=== Exercise details ===
Every entry that follows should be repeated exactly; drop the images.

___ Data listing ___

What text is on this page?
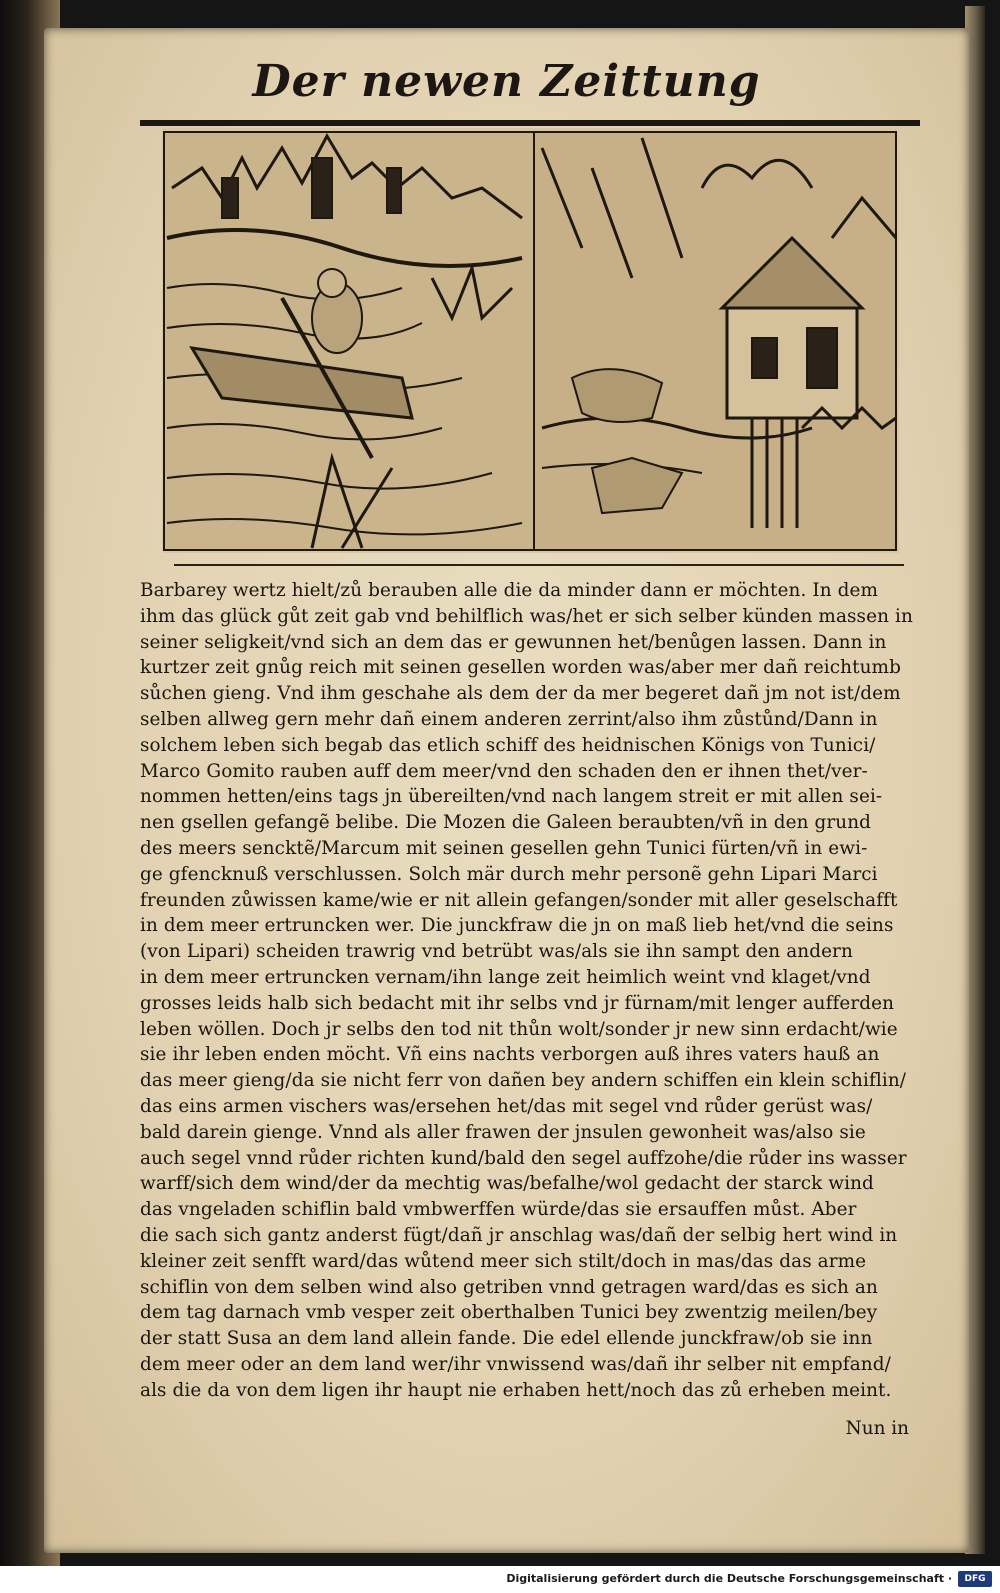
Der newen Zeittung
Barbarey wertz hielt/zů berauben alle die da minder dann er möchten. In dem
ihm das glück gůt zeit gab vnd behilflich was/het er sich selber künden massen in
seiner seligkeit/vnd sich an dem das er gewunnen het/benůgen lassen. Dann in
kurtzer zeit gnůg reich mit seinen gesellen worden was/aber mer dañ reichtumb
sůchen gieng. Vnd ihm geschahe als dem der da mer begeret dañ jm not ist/dem
selben allweg gern mehr dañ einem anderen zerrint/also ihm zůstůnd/Dann in
solchem leben sich begab das etlich schiff des heidnischen Königs von Tunici/
Marco Gomito rauben auff dem meer/vnd den schaden den er ihnen thet/ver-
nommen hetten/eins tags jn übereilten/vnd nach langem streit er mit allen sei-
nen gsellen gefangẽ belibe. Die Mozen die Galeen beraubten/vñ in den grund
des meers sencktẽ/Marcum mit seinen gesellen gehn Tunici fürten/vñ in ewi-
ge gfencknuß verschlussen. Solch mär durch mehr personẽ gehn Lipari Marci
freunden zůwissen kame/wie er nit allein gefangen/sonder mit aller geselschafft
in dem meer ertruncken wer. Die junckfraw die jn on maß lieb het/vnd die seins
(von Lipari) scheiden trawrig vnd betrübt was/als sie ihn sampt den andern
in dem meer ertruncken vernam/ihn lange zeit heimlich weint vnd klaget/vnd
grosses leids halb sich bedacht mit ihr selbs vnd jr fürnam/mit lenger aufferden
leben wöllen. Doch jr selbs den tod nit thůn wolt/sonder jr new sinn erdacht/wie
sie ihr leben enden möcht. Vñ eins nachts verborgen auß ihres vaters hauß an
das meer gieng/da sie nicht ferr von dañen bey andern schiffen ein klein schiflin/
das eins armen vischers was/ersehen het/das mit segel vnd růder gerüst was/
bald darein gienge. Vnnd als aller frawen der jnsulen gewonheit was/also sie
auch segel vnnd růder richten kund/bald den segel auffzohe/die růder ins wasser
warff/sich dem wind/der da mechtig was/befalhe/wol gedacht der starck wind
das vngeladen schiflin bald vmbwerffen würde/das sie ersauffen můst. Aber
die sach sich gantz anderst fügt/dañ jr anschlag was/dañ der selbig hert wind in
kleiner zeit senfft ward/das wůtend meer sich stilt/doch in mas/das das arme
schiflin von dem selben wind also getriben vnnd getragen ward/das es sich an
dem tag darnach vmb vesper zeit oberthalben Tunici bey zwentzig meilen/bey
der statt Susa an dem land allein fande. Die edel ellende junckfraw/ob sie inn
dem meer oder an dem land wer/ihr vnwissend was/dañ ihr selber nit empfand/
als die da von dem ligen ihr haupt nie erhaben hett/noch das zů erheben meint.
Nun in
Digitalisierung gefördert durch die Deutsche Forschungsgemeinschaft ·	DFG
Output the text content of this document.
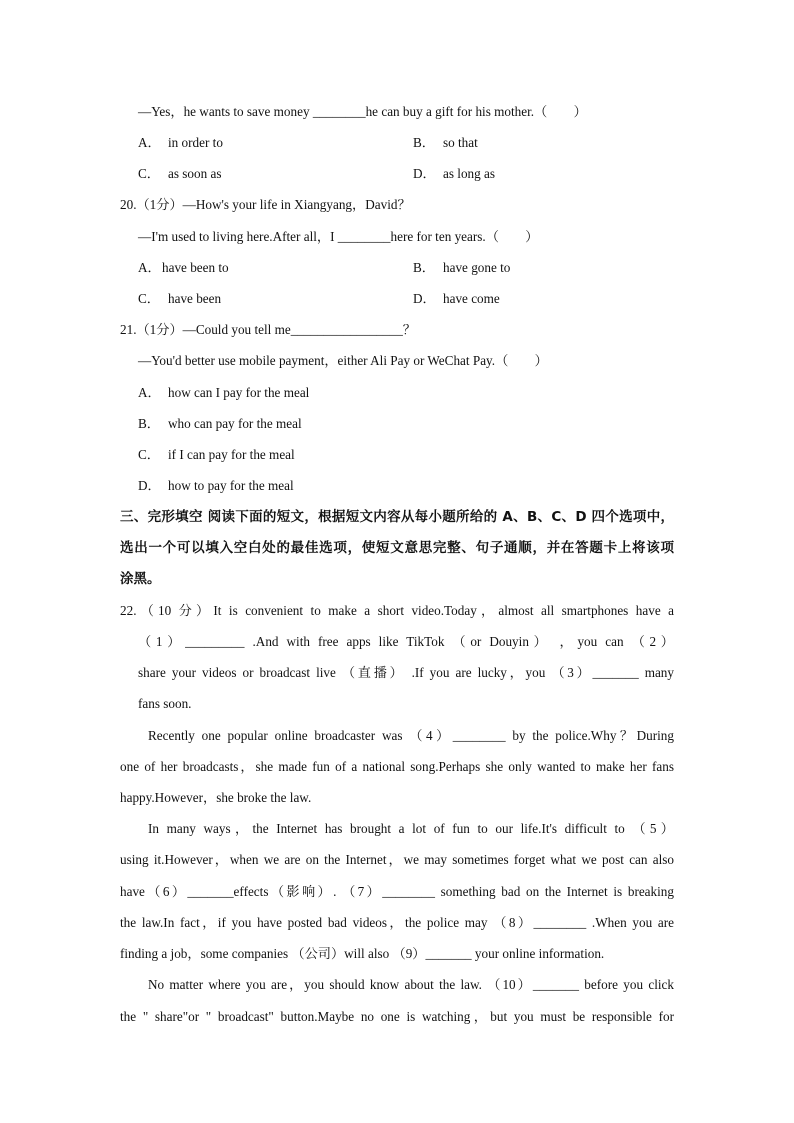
—Yes，he wants to save money ________he can buy a gift for his mother.（　　）
A． in order to	B． so that
C． as soon as	D． as long as
20.（1分）—How's your life in Xiangyang，David？
—I'm used to living here.After all，I ________here for ten years.（　　）
A．have been to	B． have gone to
C． have been	D． have come
21.（1分）—Could you tell me_________________？
—You'd better use mobile payment，either Ali Pay or WeChat Pay.（　　）
A． how can I pay for the meal
B． who can pay for the meal
C． if I can pay for the meal
D． how to pay for the meal
三、完形填空 阅读下面的短文，根据短文内容从每小题所给的 A、B、C、D 四个选项中，
选出一个可以填入空白处的最佳选项，使短文意思完整、句子通顺，并在答题卡上将该项
涂黑。
22.（10 分）It is convenient to make a short video.Today，almost all smartphones have a
（1）_________ .And with free apps like TikTok （or Douyin） ，you can （2）
share your videos or broadcast live （直播） .If you are lucky，you （3）_______ many
fans soon.
Recently one popular online broadcaster was （4）________ by the police.Why？During
one of her broadcasts，she made fun of a national song.Perhaps she only wanted to make her fans
happy.However，she broke the law.
In many ways，the Internet has brought a lot of fun to our life.It's difficult to （5）
using it.However，when we are on the Internet，we may sometimes forget what we post can also
have（6）_______effects（影响）. （7）________ something bad on the Internet is breaking
the law.In fact，if you have posted bad videos，the police may （8）________ .When you are
finding a job，some companies （公司）will also （9）_______ your online information.
No matter where you are，you should know about the law. （10）_______ before you click
the " share"or " broadcast" button.Maybe no one is watching，but you must be responsible for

___

=== Answer to this exercise ===
What text is on this page?
Der newen Zeittung
Barbarey wertz hielt/zů berauben alle die da minder dann er möchten. In dem
ihm das glück gůt zeit gab vnd behilflich was/het er sich selber künden massen in
seiner seligkeit/vnd sich an dem das er gewunnen het/benůgen lassen. Dann in
kurtzer zeit gnůg reich mit seinen gesellen worden was/aber mer dañ reichtumb
sůchen gieng. Vnd ihm geschahe als dem der da mer begeret dañ jm not ist/dem
selben allweg gern mehr dañ einem anderen zerrint/also ihm zůstůnd/Dann in
solchem leben sich begab das etlich schiff des heidnischen Königs von Tunici/
Marco Gomito rauben auff dem meer/vnd den schaden den er ihnen thet/ver-
nommen hetten/eins tags jn übereilten/vnd nach langem streit er mit allen sei-
nen gsellen gefangẽ belibe. Die Mozen die Galeen beraubten/vñ in den grund
des meers sencktẽ/Marcum mit seinen gesellen gehn Tunici fürten/vñ in ewi-
ge gfencknuß verschlussen. Solch mär durch mehr personẽ gehn Lipari Marci
freunden zůwissen kame/wie er nit allein gefangen/sonder mit aller geselschafft
in dem meer ertruncken wer. Die junckfraw die jn on maß lieb het/vnd die seins
(von Lipari) scheiden trawrig vnd betrübt was/als sie ihn sampt den andern
in dem meer ertruncken vernam/ihn lange zeit heimlich weint vnd klaget/vnd
grosses leids halb sich bedacht mit ihr selbs vnd jr fürnam/mit lenger aufferden
leben wöllen. Doch jr selbs den tod nit thůn wolt/sonder jr new sinn erdacht/wie
sie ihr leben enden möcht. Vñ eins nachts verborgen auß ihres vaters hauß an
das meer gieng/da sie nicht ferr von dañen bey andern schiffen ein klein schiflin/
das eins armen vischers was/ersehen het/das mit segel vnd růder gerüst was/
bald darein gienge. Vnnd als aller frawen der jnsulen gewonheit was/also sie
auch segel vnnd růder richten kund/bald den segel auffzohe/die růder ins wasser
warff/sich dem wind/der da mechtig was/befalhe/wol gedacht der starck wind
das vngeladen schiflin bald vmbwerffen würde/das sie ersauffen můst. Aber
die sach sich gantz anderst fügt/dañ jr anschlag was/dañ der selbig hert wind in
kleiner zeit senfft ward/das wůtend meer sich stilt/doch in mas/das das arme
schiflin von dem selben wind also getriben vnnd getragen ward/das es sich an
dem tag darnach vmb vesper zeit oberthalben Tunici bey zwentzig meilen/bey
der statt Susa an dem land allein fande. Die edel ellende junckfraw/ob sie inn
dem meer oder an dem land wer/ihr vnwissend was/dañ ihr selber nit empfand/
als die da von dem ligen ihr haupt nie erhaben hett/noch das zů erheben meint.
Nun in
Digitalisierung gefördert durch die Deutsche Forschungsgemeinschaft ·	DFG
Output the text content of this document.
—Yes，he wants to save money ________he can buy a gift for his mother.（　　）
A． in order to	B． so that
C． as soon as	D． as long as
20.（1分）—How's your life in Xiangyang，David？
—I'm used to living here.After all，I ________here for ten years.（　　）
A．have been to	B． have gone to
C． have been	D． have come
21.（1分）—Could you tell me_________________？
—You'd better use mobile payment，either Ali Pay or WeChat Pay.（　　）
A． how can I pay for the meal
B． who can pay for the meal
C． if I can pay for the meal
D． how to pay for the meal
三、完形填空 阅读下面的短文，根据短文内容从每小题所给的 A、B、C、D 四个选项中，
选出一个可以填入空白处的最佳选项，使短文意思完整、句子通顺，并在答题卡上将该项
涂黑。
22.（10 分）It is convenient to make a short video.Today，almost all smartphones have a
（1）_________ .And with free apps like TikTok （or Douyin） ，you can （2）
share your videos or broadcast live （直播） .If you are lucky，you （3）_______ many
fans soon.
Recently one popular online broadcaster was （4）________ by the police.Why？During
one of her broadcasts，she made fun of a national song.Perhaps she only wanted to make her fans
happy.However，she broke the law.
In many ways，the Internet has brought a lot of fun to our life.It's difficult to （5）
using it.However，when we are on the Internet，we may sometimes forget what we post can also
have（6）_______effects（影响）. （7）________ something bad on the Internet is breaking
the law.In fact，if you have posted bad videos，the police may （8）________ .When you are
finding a job，some companies （公司）will also （9）_______ your online information.
No matter where you are，you should know about the law. （10）_______ before you click
the " share"or " broadcast" button.Maybe no one is watching，but you must be responsible for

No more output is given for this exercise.